## AIM
Pick out each line in these entries that contains the string "жилетка".

— start of PROVIDED DATA —

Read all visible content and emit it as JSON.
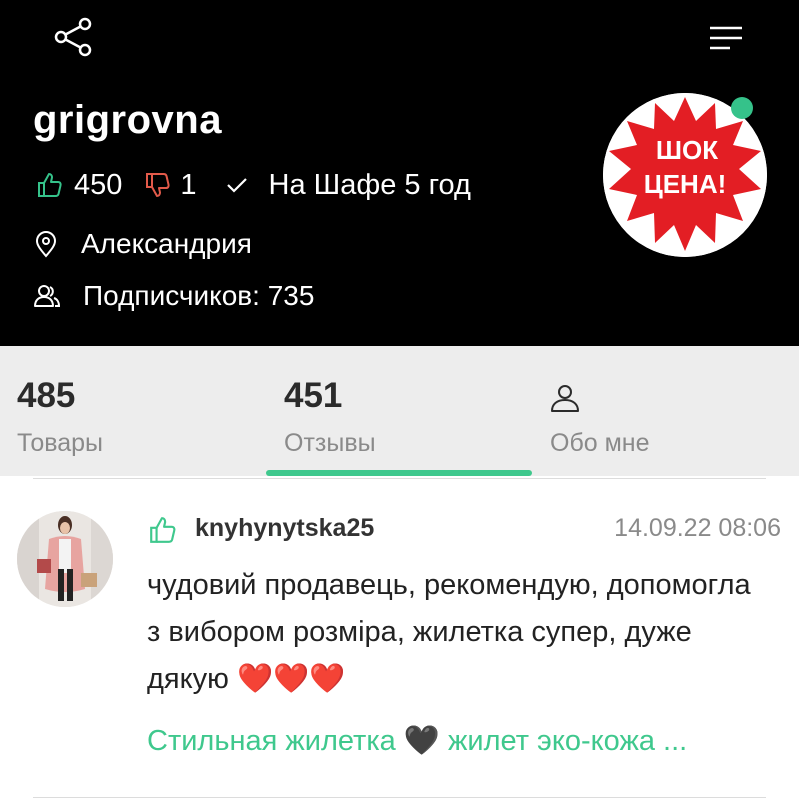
{
  "profile": {
    "username": "grigrovna",
    "likes": "450",
    "dislikes": "1",
    "tenure": "На Шафе 5 год",
    "city": "Александрия",
    "followers": "Подписчиков: 735",
    "avatar_line1": "ШОК",
    "avatar_line2": "ЦЕНА!",
    "online": true
  },
  "tabs": [
    {
      "count": "485",
      "label": "Товары"
    },
    {
      "count": "451",
      "label": "Отзывы",
      "active": true
    },
    {
      "label": "Обо мне",
      "icon": "user-icon"
    }
  ],
  "review": {
    "reviewer": "knyhynytska25",
    "date": "14.09.22 08:06",
    "text": "чудовий продавець, рекомендую, допомогла з вибором розміра, жилетка супер, дуже дякую ❤️❤️❤️",
    "product": "Стильная жилетка 🖤 жилет эко-кожа ..."
  },
  "colors": {
    "accent": "#3fc88d",
    "like": "#35c28a",
    "dislike": "#e25a4a",
    "header_bg": "#000000",
    "tabs_bg": "#ededed"
  },
  "icons": {
    "share": "share-icon",
    "menu": "menu-icon",
    "like": "thumbs-up-icon",
    "dislike": "thumbs-down-icon",
    "check": "check-icon",
    "location": "location-pin-icon",
    "followers": "followers-icon",
    "about": "user-icon"
  }
}
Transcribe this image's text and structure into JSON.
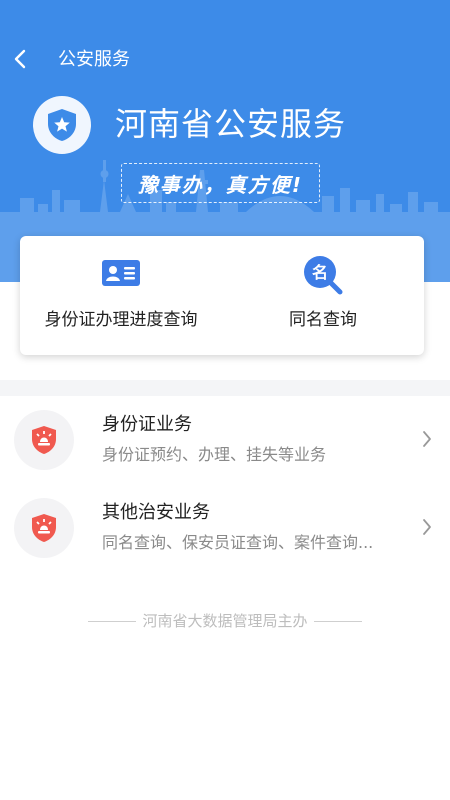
{
  "header": {
    "back_icon": "chevron-left-icon",
    "title": "公安服务"
  },
  "hero": {
    "emblem_icon": "police-shield-icon",
    "title": "河南省公安服务",
    "slogan": "豫事办，真方便!"
  },
  "quick_actions": [
    {
      "label": "身份证办理进度查询",
      "icon": "id-card-icon"
    },
    {
      "label": "同名查询",
      "icon": "name-search-icon"
    }
  ],
  "services": [
    {
      "title": "身份证业务",
      "subtitle": "身份证预约、办理、挂失等业务",
      "icon": "police-badge-icon"
    },
    {
      "title": "其他治安业务",
      "subtitle": "同名查询、保安员证查询、案件查询...",
      "icon": "police-badge-icon"
    }
  ],
  "footer": {
    "text": "河南省大数据管理局主办"
  },
  "colors": {
    "primary_blue": "#3d8be8",
    "badge_red": "#f0594f",
    "text_dark": "#222222",
    "text_gray": "#8a8a8a"
  }
}
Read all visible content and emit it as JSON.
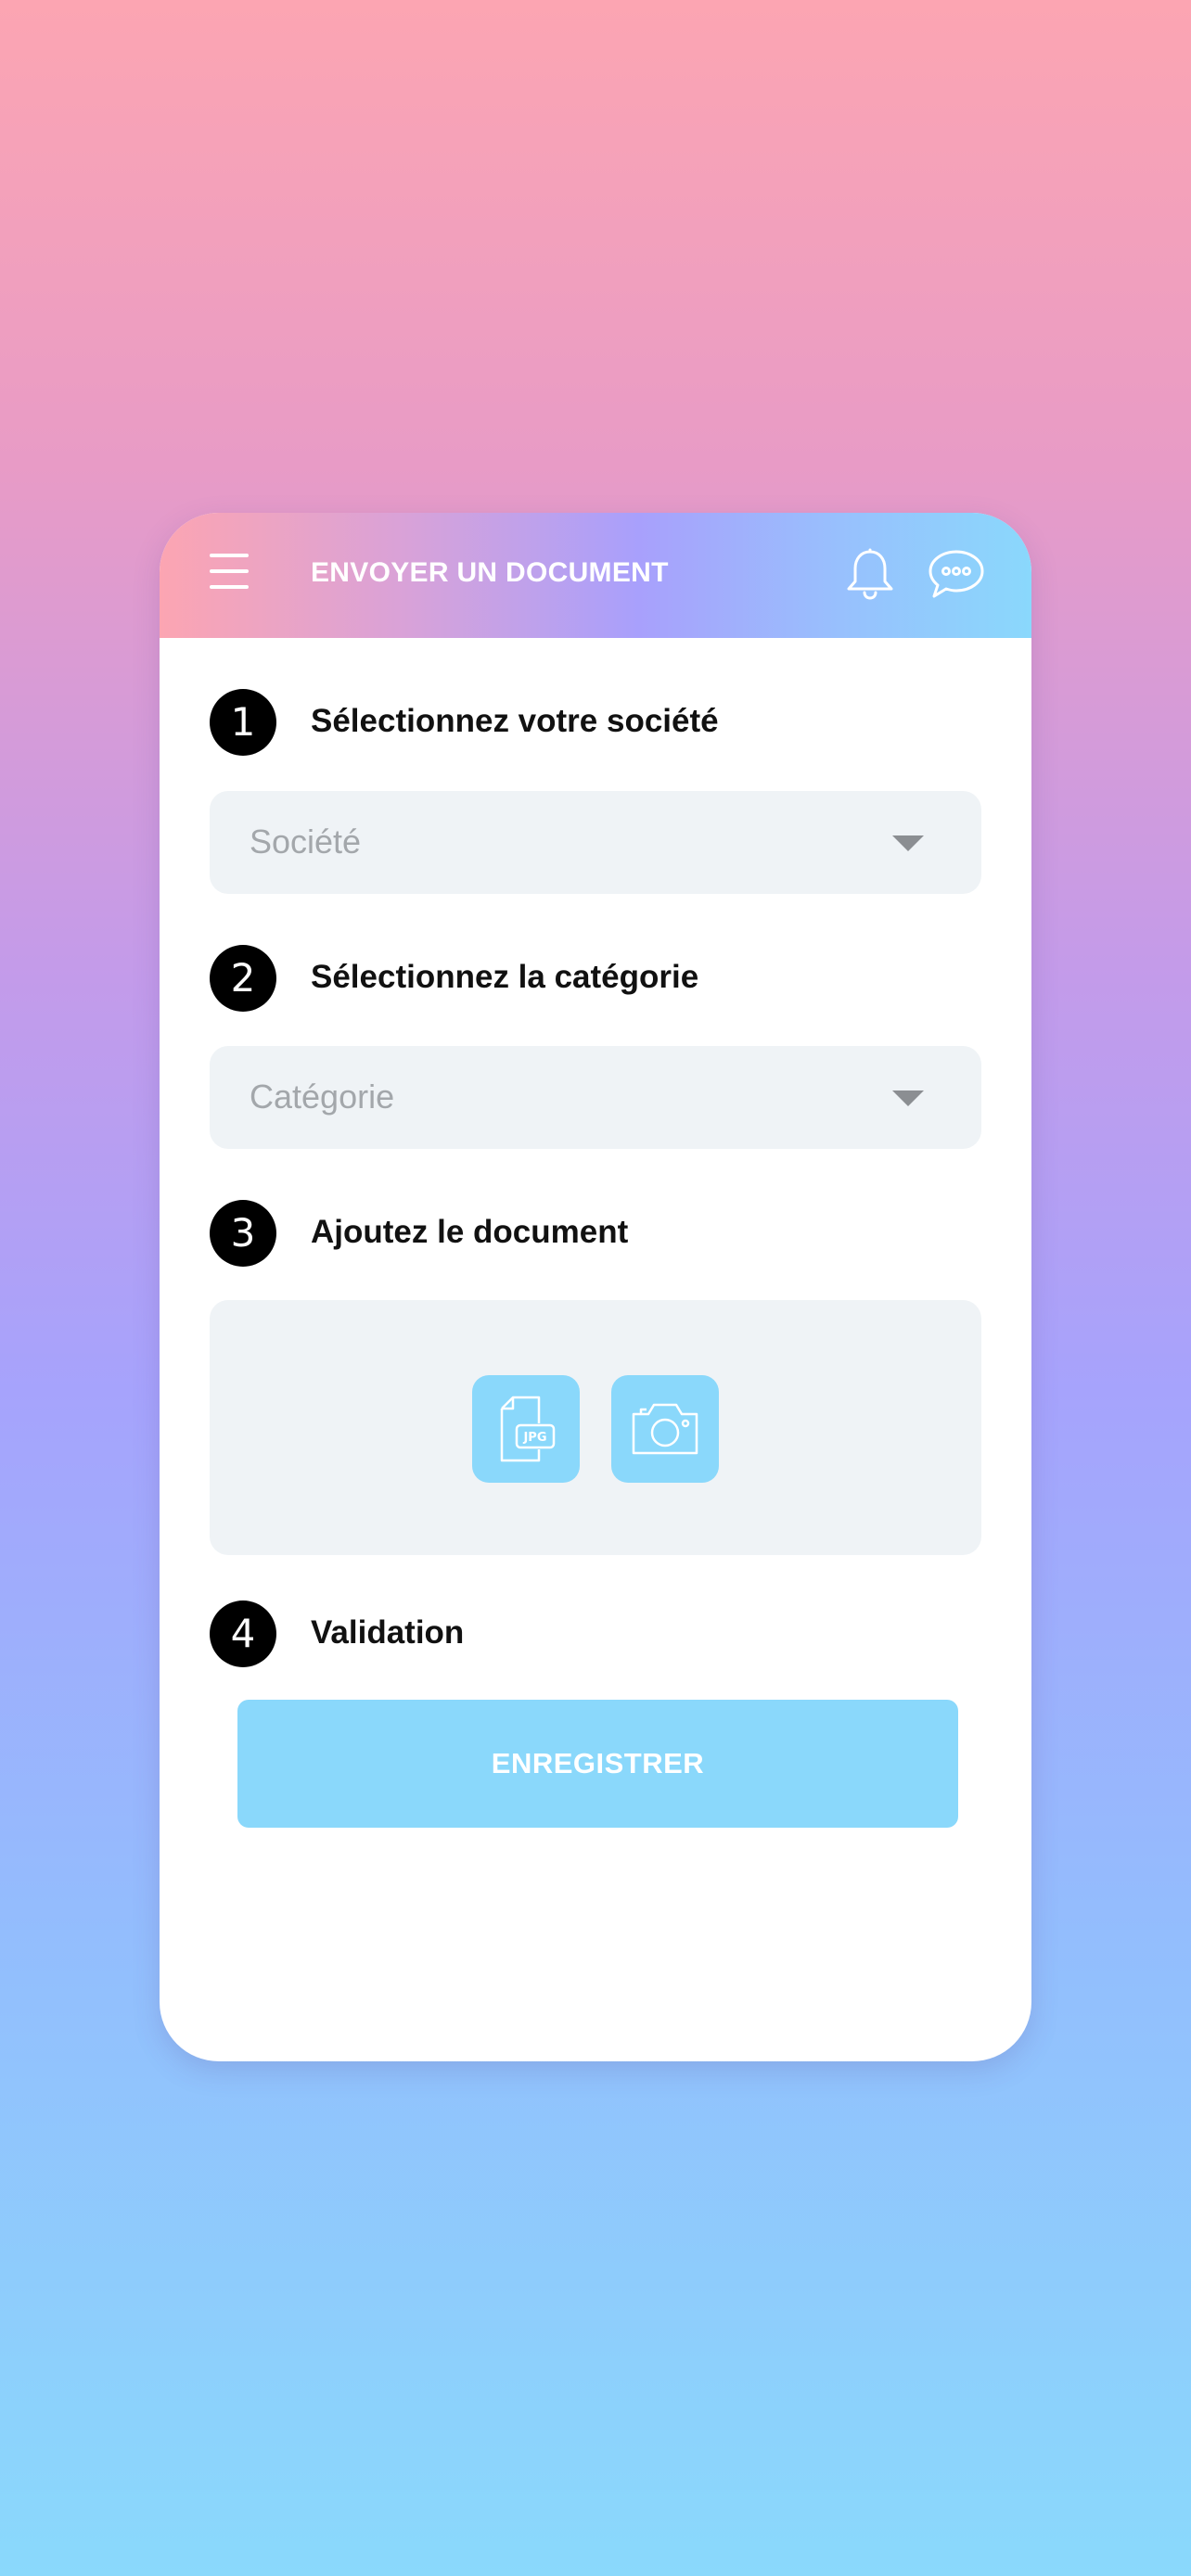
{
  "header": {
    "title": "ENVOYER UN DOCUMENT",
    "icons": [
      "menu-icon",
      "bell-icon",
      "chat-icon"
    ]
  },
  "steps": [
    {
      "number": "1",
      "title": "Sélectionnez votre société"
    },
    {
      "number": "2",
      "title": "Sélectionnez la catégorie"
    },
    {
      "number": "3",
      "title": "Ajoutez le document"
    },
    {
      "number": "4",
      "title": "Validation"
    }
  ],
  "company_select": {
    "placeholder": "Société"
  },
  "category_select": {
    "placeholder": "Catégorie"
  },
  "upload": {
    "jpg_badge": "JPG",
    "icons": [
      "jpg-file-icon",
      "camera-icon"
    ]
  },
  "save_button": {
    "label": "ENREGISTRER"
  },
  "colors": {
    "accent": "#8ad8fb",
    "field_background": "#eff3f6",
    "step_badge": "#000000",
    "placeholder_text": "#a3a7ab"
  }
}
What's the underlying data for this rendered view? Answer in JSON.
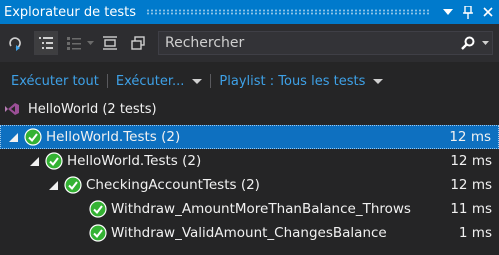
{
  "window": {
    "title": "Explorateur de tests"
  },
  "search": {
    "placeholder": "Rechercher",
    "value": ""
  },
  "actions": {
    "run_all": "Exécuter tout",
    "run": "Exécuter...",
    "playlist": "Playlist : Tous les tests"
  },
  "project": {
    "label": "HelloWorld (2 tests)"
  },
  "tree": [
    {
      "label": "HelloWorld.Tests (2)",
      "duration": "12 ms",
      "status": "passed",
      "selected": true
    },
    {
      "label": "HelloWorld.Tests (2)",
      "duration": "12 ms",
      "status": "passed",
      "selected": false
    },
    {
      "label": "CheckingAccountTests (2)",
      "duration": "12 ms",
      "status": "passed",
      "selected": false
    },
    {
      "label": "Withdraw_AmountMoreThanBalance_Throws",
      "duration": "11 ms",
      "status": "passed",
      "selected": false
    },
    {
      "label": "Withdraw_ValidAmount_ChangesBalance",
      "duration": "1 ms",
      "status": "passed",
      "selected": false
    }
  ],
  "colors": {
    "accent": "#007acc",
    "link": "#3ea1e7",
    "pass": "#34b233",
    "selected_row": "#0e70c0",
    "background": "#252526"
  }
}
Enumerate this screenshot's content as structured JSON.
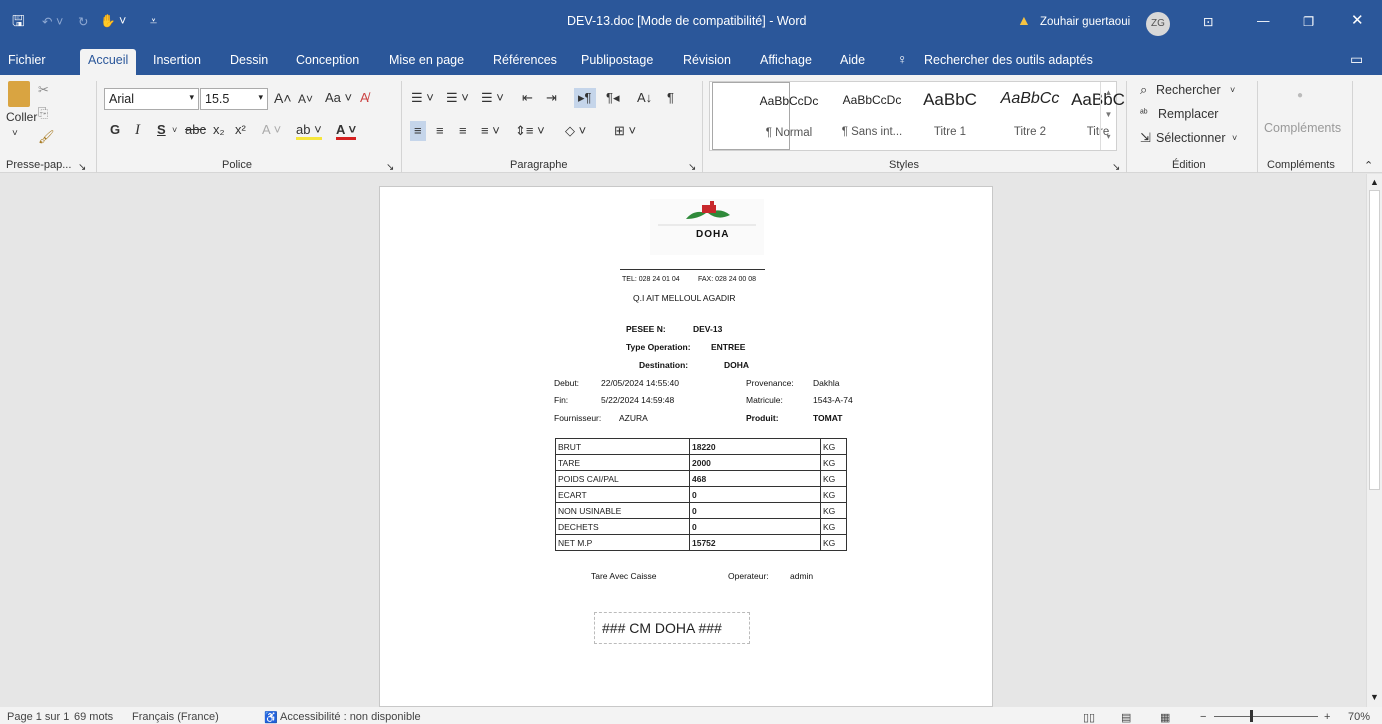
{
  "titlebar": {
    "doc_title": "DEV-13.doc [Mode de compatibilité]  -  Word",
    "user_name": "Zouhair guertaoui",
    "user_initials": "ZG"
  },
  "tabs": [
    "Fichier",
    "Accueil",
    "Insertion",
    "Dessin",
    "Conception",
    "Mise en page",
    "Références",
    "Publipostage",
    "Révision",
    "Affichage",
    "Aide"
  ],
  "search_tools": "Rechercher des outils adaptés",
  "ribbon": {
    "clipboard": {
      "paste": "Coller",
      "label": "Presse-pap..."
    },
    "font": {
      "name": "Arial",
      "size": "15.5",
      "label": "Police"
    },
    "paragraph": {
      "label": "Paragraphe"
    },
    "styles": {
      "label": "Styles",
      "items": [
        {
          "preview": "AaBbCcDc",
          "name": "¶ Normal"
        },
        {
          "preview": "AaBbCcDc",
          "name": "¶ Sans int..."
        },
        {
          "preview": "AaBbC",
          "name": "Titre 1"
        },
        {
          "preview": "AaBbCc",
          "name": "Titre 2"
        },
        {
          "preview": "AaBbC",
          "name": "Titre"
        }
      ]
    },
    "editing": {
      "find": "Rechercher",
      "replace": "Remplacer",
      "select": "Sélectionner",
      "label": "Édition"
    },
    "addins": {
      "button": "Compléments",
      "label": "Compléments"
    }
  },
  "document": {
    "logo_text": "DOHA",
    "tel": "TEL: 028 24 01 04",
    "fax": "FAX: 028 24 00 08",
    "address": "Q.I AIT MELLOUL AGADIR",
    "pesee_label": "PESEE N:",
    "pesee_value": "DEV-13",
    "type_label": "Type Operation:",
    "type_value": "ENTREE",
    "dest_label": "Destination:",
    "dest_value": "DOHA",
    "debut_label": "Debut:",
    "debut_value": "22/05/2024 14:55:40",
    "prov_label": "Provenance:",
    "prov_value": "Dakhla",
    "fin_label": "Fin:",
    "fin_value": "5/22/2024 14:59:48",
    "matricule_label": "Matricule:",
    "matricule_value": "1543-A-74",
    "fourn_label": "Fournisseur:",
    "fourn_value": "AZURA",
    "produit_label": "Produit:",
    "produit_value": "TOMAT",
    "weights": [
      {
        "label": "BRUT",
        "value": "18220",
        "unit": "KG"
      },
      {
        "label": "TARE",
        "value": "2000",
        "unit": "KG"
      },
      {
        "label": "POIDS CAI/PAL",
        "value": "468",
        "unit": "KG"
      },
      {
        "label": "ECART",
        "value": "0",
        "unit": "KG"
      },
      {
        "label": "NON USINABLE",
        "value": "0",
        "unit": "KG"
      },
      {
        "label": "DECHETS",
        "value": "0",
        "unit": "KG"
      },
      {
        "label": "NET M.P",
        "value": "15752",
        "unit": "KG"
      }
    ],
    "tare_note": "Tare Avec Caisse",
    "operator_label": "Operateur:",
    "operator_value": "admin",
    "footer_box": "### CM DOHA ###"
  },
  "status": {
    "page": "Page 1 sur 1",
    "words": "69 mots",
    "language": "Français (France)",
    "accessibility": "Accessibilité : non disponible",
    "zoom": "70%"
  }
}
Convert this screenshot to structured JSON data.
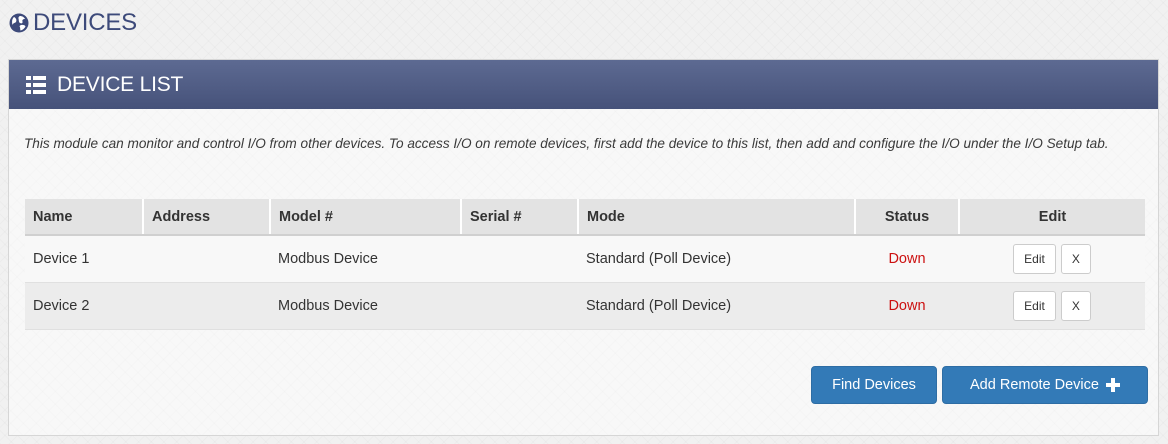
{
  "page": {
    "title": "DEVICES"
  },
  "panel": {
    "title": "DEVICE LIST",
    "description": "This module can monitor and control I/O from other devices. To access I/O on remote devices, first add the device to this list, then add and configure the I/O under the I/O Setup tab."
  },
  "table": {
    "headers": [
      "Name",
      "Address",
      "Model #",
      "Serial #",
      "Mode",
      "Status",
      "Edit"
    ],
    "rows": [
      {
        "name": "Device 1",
        "address": "",
        "model": "Modbus Device",
        "serial": "",
        "mode": "Standard (Poll Device)",
        "status": "Down",
        "edit_label": "Edit",
        "delete_label": "X"
      },
      {
        "name": "Device 2",
        "address": "",
        "model": "Modbus Device",
        "serial": "",
        "mode": "Standard (Poll Device)",
        "status": "Down",
        "edit_label": "Edit",
        "delete_label": "X"
      }
    ]
  },
  "actions": {
    "find_devices_label": "Find Devices",
    "add_remote_device_label": "Add Remote Device"
  },
  "icons": {
    "header": "globe-icon",
    "panel": "list-icon",
    "add": "plus-icon"
  },
  "colors": {
    "title": "#3d4a7a",
    "panel_heading": "#4f5b84",
    "status_down": "#cc1111",
    "primary_button": "#337ab7"
  }
}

— end of PROVIDED DATA —

## TASK RESULT
    "text": "чудовий продавець, рекомендую, допомогла з вибором розміра, жилетка супер, дуже дякую ❤️❤️❤️",
    "product": "Стильная жилетка 🖤 жилет эко-кожа ..."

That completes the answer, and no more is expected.